CONSIGNE: Renvoyez chaque ligne du matériel ci-dessous à l'identique, sans en modifier un seul caractère.

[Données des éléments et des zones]
####################
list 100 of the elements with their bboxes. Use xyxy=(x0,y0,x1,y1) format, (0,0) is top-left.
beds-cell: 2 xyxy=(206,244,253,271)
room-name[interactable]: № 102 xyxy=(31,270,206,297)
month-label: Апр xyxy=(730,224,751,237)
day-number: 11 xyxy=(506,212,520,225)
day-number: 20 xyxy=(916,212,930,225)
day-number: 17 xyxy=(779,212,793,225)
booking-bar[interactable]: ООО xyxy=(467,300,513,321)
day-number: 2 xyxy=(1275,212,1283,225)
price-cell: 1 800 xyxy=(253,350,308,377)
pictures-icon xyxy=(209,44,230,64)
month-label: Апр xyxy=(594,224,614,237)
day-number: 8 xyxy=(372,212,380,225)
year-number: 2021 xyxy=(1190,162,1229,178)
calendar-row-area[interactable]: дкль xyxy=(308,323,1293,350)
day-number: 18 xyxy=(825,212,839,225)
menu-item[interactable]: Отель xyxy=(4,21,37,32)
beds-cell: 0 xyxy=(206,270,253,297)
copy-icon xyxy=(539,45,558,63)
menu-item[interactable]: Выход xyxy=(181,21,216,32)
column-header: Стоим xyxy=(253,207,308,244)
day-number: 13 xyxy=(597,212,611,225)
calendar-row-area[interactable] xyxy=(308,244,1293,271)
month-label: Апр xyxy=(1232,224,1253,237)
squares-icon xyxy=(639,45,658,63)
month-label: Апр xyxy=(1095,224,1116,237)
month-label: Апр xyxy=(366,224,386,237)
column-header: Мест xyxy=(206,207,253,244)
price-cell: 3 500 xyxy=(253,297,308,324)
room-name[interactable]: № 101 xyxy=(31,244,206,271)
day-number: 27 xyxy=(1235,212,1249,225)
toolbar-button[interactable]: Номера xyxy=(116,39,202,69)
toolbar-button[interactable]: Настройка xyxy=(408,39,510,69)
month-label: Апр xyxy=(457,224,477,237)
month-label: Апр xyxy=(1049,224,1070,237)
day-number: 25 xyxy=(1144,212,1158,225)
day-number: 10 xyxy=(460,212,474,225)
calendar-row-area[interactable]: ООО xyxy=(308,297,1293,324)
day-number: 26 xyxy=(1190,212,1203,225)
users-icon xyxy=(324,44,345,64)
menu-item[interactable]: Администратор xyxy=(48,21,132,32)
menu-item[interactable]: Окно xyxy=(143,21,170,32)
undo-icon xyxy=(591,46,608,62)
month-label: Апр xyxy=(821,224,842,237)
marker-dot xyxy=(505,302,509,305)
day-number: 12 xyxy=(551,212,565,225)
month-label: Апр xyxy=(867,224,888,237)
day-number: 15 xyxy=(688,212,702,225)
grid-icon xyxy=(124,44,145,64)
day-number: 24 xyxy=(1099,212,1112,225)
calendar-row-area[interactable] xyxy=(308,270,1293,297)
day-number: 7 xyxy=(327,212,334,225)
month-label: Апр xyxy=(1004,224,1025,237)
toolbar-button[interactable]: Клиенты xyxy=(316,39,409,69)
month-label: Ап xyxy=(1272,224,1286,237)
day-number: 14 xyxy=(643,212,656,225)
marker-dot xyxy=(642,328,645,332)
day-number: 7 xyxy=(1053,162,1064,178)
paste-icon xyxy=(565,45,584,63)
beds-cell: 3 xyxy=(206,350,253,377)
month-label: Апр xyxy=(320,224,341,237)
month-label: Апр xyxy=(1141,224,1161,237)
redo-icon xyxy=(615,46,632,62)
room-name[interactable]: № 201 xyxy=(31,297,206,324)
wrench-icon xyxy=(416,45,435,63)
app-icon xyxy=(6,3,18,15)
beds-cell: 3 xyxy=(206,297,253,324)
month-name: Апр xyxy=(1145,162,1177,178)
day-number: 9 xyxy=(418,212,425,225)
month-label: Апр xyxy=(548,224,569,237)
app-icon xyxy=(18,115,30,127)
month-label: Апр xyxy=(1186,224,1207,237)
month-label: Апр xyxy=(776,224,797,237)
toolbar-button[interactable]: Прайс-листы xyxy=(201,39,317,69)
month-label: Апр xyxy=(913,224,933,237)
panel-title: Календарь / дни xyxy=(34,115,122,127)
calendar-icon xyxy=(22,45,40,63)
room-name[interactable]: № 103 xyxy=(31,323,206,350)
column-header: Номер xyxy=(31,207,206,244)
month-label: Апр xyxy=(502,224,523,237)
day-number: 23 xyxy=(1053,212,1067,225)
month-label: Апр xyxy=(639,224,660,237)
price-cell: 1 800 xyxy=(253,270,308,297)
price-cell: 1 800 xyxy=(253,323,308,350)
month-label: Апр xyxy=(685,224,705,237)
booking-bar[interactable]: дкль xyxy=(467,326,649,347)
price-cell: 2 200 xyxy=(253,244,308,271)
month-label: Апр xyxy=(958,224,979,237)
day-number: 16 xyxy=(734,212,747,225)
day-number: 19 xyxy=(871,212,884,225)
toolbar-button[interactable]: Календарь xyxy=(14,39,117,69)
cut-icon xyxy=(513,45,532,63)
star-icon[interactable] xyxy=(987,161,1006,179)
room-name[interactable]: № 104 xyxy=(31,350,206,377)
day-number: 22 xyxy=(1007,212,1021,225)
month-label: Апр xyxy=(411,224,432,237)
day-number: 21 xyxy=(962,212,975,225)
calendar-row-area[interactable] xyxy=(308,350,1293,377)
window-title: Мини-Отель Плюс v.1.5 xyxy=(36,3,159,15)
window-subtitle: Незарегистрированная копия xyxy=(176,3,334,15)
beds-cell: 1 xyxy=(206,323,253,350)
####################
TÂCHE ACCOMPLIE:
list 100 of the elements with their bboxes. Use xyxy=(x0,y0,x1,y1) format, (0,0) is top-left.
beds-cell: 2 xyxy=(206,244,253,271)
room-name[interactable]: № 102 xyxy=(31,270,206,297)
month-label: Апр xyxy=(730,224,751,237)
day-number: 11 xyxy=(506,212,520,225)
day-number: 20 xyxy=(916,212,930,225)
day-number: 17 xyxy=(779,212,793,225)
booking-bar[interactable]: ООО xyxy=(467,300,513,321)
day-number: 2 xyxy=(1275,212,1283,225)
price-cell: 1 800 xyxy=(253,350,308,377)
pictures-icon xyxy=(209,44,230,64)
month-label: Апр xyxy=(594,224,614,237)
day-number: 8 xyxy=(372,212,380,225)
year-number: 2021 xyxy=(1190,162,1229,178)
calendar-row-area[interactable]: дкль xyxy=(308,323,1293,350)
day-number: 18 xyxy=(825,212,839,225)
menu-item[interactable]: Отель xyxy=(4,21,37,32)
beds-cell: 0 xyxy=(206,270,253,297)
copy-icon xyxy=(539,45,558,63)
menu-item[interactable]: Выход xyxy=(181,21,216,32)
column-header: Стоим xyxy=(253,207,308,244)
day-number: 13 xyxy=(597,212,611,225)
calendar-row-area[interactable] xyxy=(308,244,1293,271)
month-label: Апр xyxy=(1232,224,1253,237)
squares-icon xyxy=(639,45,658,63)
month-label: Апр xyxy=(1095,224,1116,237)
month-label: Апр xyxy=(366,224,386,237)
column-header: Мест xyxy=(206,207,253,244)
price-cell: 3 500 xyxy=(253,297,308,324)
room-name[interactable]: № 101 xyxy=(31,244,206,271)
day-number: 27 xyxy=(1235,212,1249,225)
toolbar-button[interactable]: Номера xyxy=(116,39,202,69)
toolbar-button[interactable]: Настройка xyxy=(408,39,510,69)
month-label: Апр xyxy=(457,224,477,237)
month-label: Апр xyxy=(1049,224,1070,237)
day-number: 25 xyxy=(1144,212,1158,225)
day-number: 10 xyxy=(460,212,474,225)
calendar-row-area[interactable]: ООО xyxy=(308,297,1293,324)
day-number: 26 xyxy=(1190,212,1203,225)
users-icon xyxy=(324,44,345,64)
menu-item[interactable]: Администратор xyxy=(48,21,132,32)
menu-item[interactable]: Окно xyxy=(143,21,170,32)
undo-icon xyxy=(591,46,608,62)
month-label: Апр xyxy=(821,224,842,237)
marker-dot xyxy=(505,302,509,305)
day-number: 12 xyxy=(551,212,565,225)
month-label: Апр xyxy=(867,224,888,237)
day-number: 15 xyxy=(688,212,702,225)
grid-icon xyxy=(124,44,145,64)
day-number: 24 xyxy=(1099,212,1112,225)
calendar-row-area[interactable] xyxy=(308,270,1293,297)
day-number: 7 xyxy=(327,212,334,225)
month-label: Апр xyxy=(1004,224,1025,237)
toolbar-button[interactable]: Клиенты xyxy=(316,39,409,69)
month-label: Ап xyxy=(1272,224,1286,237)
day-number: 14 xyxy=(643,212,656,225)
marker-dot xyxy=(642,328,645,332)
day-number: 7 xyxy=(1053,162,1064,178)
paste-icon xyxy=(565,45,584,63)
beds-cell: 3 xyxy=(206,350,253,377)
month-label: Апр xyxy=(320,224,341,237)
month-label: Апр xyxy=(1141,224,1161,237)
redo-icon xyxy=(615,46,632,62)
room-name[interactable]: № 201 xyxy=(31,297,206,324)
wrench-icon xyxy=(416,45,435,63)
app-icon xyxy=(6,3,18,15)
beds-cell: 3 xyxy=(206,297,253,324)
month-name: Апр xyxy=(1145,162,1177,178)
day-number: 9 xyxy=(418,212,425,225)
month-label: Апр xyxy=(548,224,569,237)
app-icon xyxy=(18,115,30,127)
month-label: Апр xyxy=(1186,224,1207,237)
month-label: Апр xyxy=(776,224,797,237)
toolbar-button[interactable]: Прайс-листы xyxy=(201,39,317,69)
month-label: Апр xyxy=(913,224,933,237)
panel-title: Календарь / дни xyxy=(34,115,122,127)
calendar-icon xyxy=(22,45,40,63)
room-name[interactable]: № 103 xyxy=(31,323,206,350)
column-header: Номер xyxy=(31,207,206,244)
month-label: Апр xyxy=(502,224,523,237)
day-number: 23 xyxy=(1053,212,1067,225)
month-label: Апр xyxy=(639,224,660,237)
price-cell: 1 800 xyxy=(253,270,308,297)
price-cell: 1 800 xyxy=(253,323,308,350)
month-label: Апр xyxy=(685,224,705,237)
booking-bar[interactable]: дкль xyxy=(467,326,649,347)
price-cell: 2 200 xyxy=(253,244,308,271)
month-label: Апр xyxy=(958,224,979,237)
day-number: 16 xyxy=(734,212,747,225)
day-number: 19 xyxy=(871,212,884,225)
toolbar-button[interactable]: Календарь xyxy=(14,39,117,69)
cut-icon xyxy=(513,45,532,63)
star-icon[interactable] xyxy=(987,161,1006,179)
room-name[interactable]: № 104 xyxy=(31,350,206,377)
day-number: 22 xyxy=(1007,212,1021,225)
month-label: Апр xyxy=(411,224,432,237)
day-number: 21 xyxy=(962,212,975,225)
calendar-row-area[interactable] xyxy=(308,350,1293,377)
window-title: Мини-Отель Плюс v.1.5 xyxy=(36,3,159,15)
window-subtitle: Незарегистрированная копия xyxy=(176,3,334,15)
beds-cell: 1 xyxy=(206,323,253,350)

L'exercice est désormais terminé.